[Dataset items]
-----

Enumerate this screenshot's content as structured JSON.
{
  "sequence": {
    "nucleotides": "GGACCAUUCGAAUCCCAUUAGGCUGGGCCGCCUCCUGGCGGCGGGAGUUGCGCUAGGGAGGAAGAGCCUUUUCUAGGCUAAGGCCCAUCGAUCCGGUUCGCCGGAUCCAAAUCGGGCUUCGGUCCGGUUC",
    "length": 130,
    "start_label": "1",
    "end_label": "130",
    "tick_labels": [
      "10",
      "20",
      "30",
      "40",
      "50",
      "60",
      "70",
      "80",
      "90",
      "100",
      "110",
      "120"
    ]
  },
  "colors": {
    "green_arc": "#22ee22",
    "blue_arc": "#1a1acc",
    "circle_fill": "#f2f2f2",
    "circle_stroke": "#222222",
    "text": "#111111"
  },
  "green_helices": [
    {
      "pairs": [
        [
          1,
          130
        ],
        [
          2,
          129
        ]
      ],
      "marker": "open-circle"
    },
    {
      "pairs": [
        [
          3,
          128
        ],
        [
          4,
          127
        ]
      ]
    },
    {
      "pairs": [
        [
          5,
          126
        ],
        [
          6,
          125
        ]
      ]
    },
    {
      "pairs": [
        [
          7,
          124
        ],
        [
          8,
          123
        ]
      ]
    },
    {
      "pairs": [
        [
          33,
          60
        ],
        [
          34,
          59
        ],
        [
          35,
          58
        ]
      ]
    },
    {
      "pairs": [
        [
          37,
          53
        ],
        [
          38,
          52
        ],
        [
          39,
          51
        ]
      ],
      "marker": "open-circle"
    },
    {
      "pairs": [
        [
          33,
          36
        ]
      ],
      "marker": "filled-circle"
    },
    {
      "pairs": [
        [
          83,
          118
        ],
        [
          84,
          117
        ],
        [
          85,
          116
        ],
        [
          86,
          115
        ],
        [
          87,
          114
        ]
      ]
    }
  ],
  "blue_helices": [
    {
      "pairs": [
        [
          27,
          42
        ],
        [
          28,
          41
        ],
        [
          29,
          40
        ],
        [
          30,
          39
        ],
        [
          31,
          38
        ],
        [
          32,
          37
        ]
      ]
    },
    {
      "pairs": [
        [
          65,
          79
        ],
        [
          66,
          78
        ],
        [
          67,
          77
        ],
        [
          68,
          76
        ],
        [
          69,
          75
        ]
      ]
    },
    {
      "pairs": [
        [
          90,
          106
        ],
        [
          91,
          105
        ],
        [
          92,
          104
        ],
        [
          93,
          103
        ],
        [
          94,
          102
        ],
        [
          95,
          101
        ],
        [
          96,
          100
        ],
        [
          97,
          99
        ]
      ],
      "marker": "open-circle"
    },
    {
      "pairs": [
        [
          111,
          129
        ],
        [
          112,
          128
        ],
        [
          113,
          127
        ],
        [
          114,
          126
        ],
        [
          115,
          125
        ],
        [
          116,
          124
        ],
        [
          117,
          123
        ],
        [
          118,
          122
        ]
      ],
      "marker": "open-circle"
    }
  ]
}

-----

All of the entries above should be written out again exactly.

Solution:
Enumerate this screenshot's content as structured JSON.
{
  "sequence": {
    "nucleotides": "GGACCAUUCGAAUCCCAUUAGGCUGGGCCGCCUCCUGGCGGCGGGAGUUGCGCUAGGGAGGAAGAGCCUUUUCUAGGCUAAGGCCCAUCGAUCCGGUUCGCCGGAUCCAAAUCGGGCUUCGGUCCGGUUC",
    "length": 130,
    "start_label": "1",
    "end_label": "130",
    "tick_labels": [
      "10",
      "20",
      "30",
      "40",
      "50",
      "60",
      "70",
      "80",
      "90",
      "100",
      "110",
      "120"
    ]
  },
  "colors": {
    "green_arc": "#22ee22",
    "blue_arc": "#1a1acc",
    "circle_fill": "#f2f2f2",
    "circle_stroke": "#222222",
    "text": "#111111"
  },
  "green_helices": [
    {
      "pairs": [
        [
          1,
          130
        ],
        [
          2,
          129
        ]
      ],
      "marker": "open-circle"
    },
    {
      "pairs": [
        [
          3,
          128
        ],
        [
          4,
          127
        ]
      ]
    },
    {
      "pairs": [
        [
          5,
          126
        ],
        [
          6,
          125
        ]
      ]
    },
    {
      "pairs": [
        [
          7,
          124
        ],
        [
          8,
          123
        ]
      ]
    },
    {
      "pairs": [
        [
          33,
          60
        ],
        [
          34,
          59
        ],
        [
          35,
          58
        ]
      ]
    },
    {
      "pairs": [
        [
          37,
          53
        ],
        [
          38,
          52
        ],
        [
          39,
          51
        ]
      ],
      "marker": "open-circle"
    },
    {
      "pairs": [
        [
          33,
          36
        ]
      ],
      "marker": "filled-circle"
    },
    {
      "pairs": [
        [
          83,
          118
        ],
        [
          84,
          117
        ],
        [
          85,
          116
        ],
        [
          86,
          115
        ],
        [
          87,
          114
        ]
      ]
    }
  ],
  "blue_helices": [
    {
      "pairs": [
        [
          27,
          42
        ],
        [
          28,
          41
        ],
        [
          29,
          40
        ],
        [
          30,
          39
        ],
        [
          31,
          38
        ],
        [
          32,
          37
        ]
      ]
    },
    {
      "pairs": [
        [
          65,
          79
        ],
        [
          66,
          78
        ],
        [
          67,
          77
        ],
        [
          68,
          76
        ],
        [
          69,
          75
        ]
      ]
    },
    {
      "pairs": [
        [
          90,
          106
        ],
        [
          91,
          105
        ],
        [
          92,
          104
        ],
        [
          93,
          103
        ],
        [
          94,
          102
        ],
        [
          95,
          101
        ],
        [
          96,
          100
        ],
        [
          97,
          99
        ]
      ],
      "marker": "open-circle"
    },
    {
      "pairs": [
        [
          111,
          129
        ],
        [
          112,
          128
        ],
        [
          113,
          127
        ],
        [
          114,
          126
        ],
        [
          115,
          125
        ],
        [
          116,
          124
        ],
        [
          117,
          123
        ],
        [
          118,
          122
        ]
      ],
      "marker": "open-circle"
    }
  ]
}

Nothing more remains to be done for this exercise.